[Extracted information]

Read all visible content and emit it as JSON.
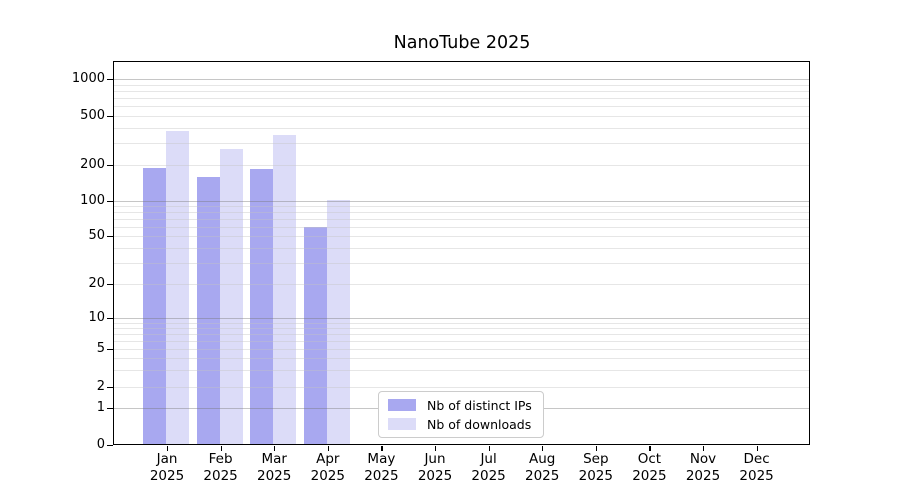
{
  "chart_data": {
    "type": "bar",
    "title": "NanoTube 2025",
    "xlabel": "",
    "ylabel": "",
    "scale": "log-like (0,1,2,5,10,20,50,100,200,500,1000)",
    "grid": true,
    "legend_position": "inside-bottom-center",
    "yticks": [
      0,
      1,
      2,
      5,
      10,
      20,
      50,
      100,
      200,
      500,
      1000
    ],
    "ylim": [
      0,
      1450
    ],
    "categories": [
      {
        "month": "Jan",
        "year": "2025"
      },
      {
        "month": "Feb",
        "year": "2025"
      },
      {
        "month": "Mar",
        "year": "2025"
      },
      {
        "month": "Apr",
        "year": "2025"
      },
      {
        "month": "May",
        "year": "2025"
      },
      {
        "month": "Jun",
        "year": "2025"
      },
      {
        "month": "Jul",
        "year": "2025"
      },
      {
        "month": "Aug",
        "year": "2025"
      },
      {
        "month": "Sep",
        "year": "2025"
      },
      {
        "month": "Oct",
        "year": "2025"
      },
      {
        "month": "Nov",
        "year": "2025"
      },
      {
        "month": "Dec",
        "year": "2025"
      }
    ],
    "series": [
      {
        "name": "Nb of distinct IPs",
        "color": "#a8a8f0",
        "values": [
          190,
          160,
          185,
          60,
          0,
          0,
          0,
          0,
          0,
          0,
          0,
          0
        ]
      },
      {
        "name": "Nb of downloads",
        "color": "#dcdcf8",
        "values": [
          380,
          270,
          350,
          102,
          0,
          0,
          0,
          0,
          0,
          0,
          0,
          0
        ]
      }
    ],
    "colors": {
      "grid_major": "#c9c9c9",
      "grid_minor": "#ececec",
      "spine": "#000000",
      "background": "#ffffff",
      "legend_border": "#cccccc"
    }
  }
}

[Aim] Write out all the records again, exactly, minus any pictures.

[Answer to the problem]
Read all visible content and emit it as JSON.
{
  "chart_data": {
    "type": "bar",
    "title": "NanoTube 2025",
    "xlabel": "",
    "ylabel": "",
    "scale": "log-like (0,1,2,5,10,20,50,100,200,500,1000)",
    "grid": true,
    "legend_position": "inside-bottom-center",
    "yticks": [
      0,
      1,
      2,
      5,
      10,
      20,
      50,
      100,
      200,
      500,
      1000
    ],
    "ylim": [
      0,
      1450
    ],
    "categories": [
      {
        "month": "Jan",
        "year": "2025"
      },
      {
        "month": "Feb",
        "year": "2025"
      },
      {
        "month": "Mar",
        "year": "2025"
      },
      {
        "month": "Apr",
        "year": "2025"
      },
      {
        "month": "May",
        "year": "2025"
      },
      {
        "month": "Jun",
        "year": "2025"
      },
      {
        "month": "Jul",
        "year": "2025"
      },
      {
        "month": "Aug",
        "year": "2025"
      },
      {
        "month": "Sep",
        "year": "2025"
      },
      {
        "month": "Oct",
        "year": "2025"
      },
      {
        "month": "Nov",
        "year": "2025"
      },
      {
        "month": "Dec",
        "year": "2025"
      }
    ],
    "series": [
      {
        "name": "Nb of distinct IPs",
        "color": "#a8a8f0",
        "values": [
          190,
          160,
          185,
          60,
          0,
          0,
          0,
          0,
          0,
          0,
          0,
          0
        ]
      },
      {
        "name": "Nb of downloads",
        "color": "#dcdcf8",
        "values": [
          380,
          270,
          350,
          102,
          0,
          0,
          0,
          0,
          0,
          0,
          0,
          0
        ]
      }
    ],
    "colors": {
      "grid_major": "#c9c9c9",
      "grid_minor": "#ececec",
      "spine": "#000000",
      "background": "#ffffff",
      "legend_border": "#cccccc"
    }
  }
}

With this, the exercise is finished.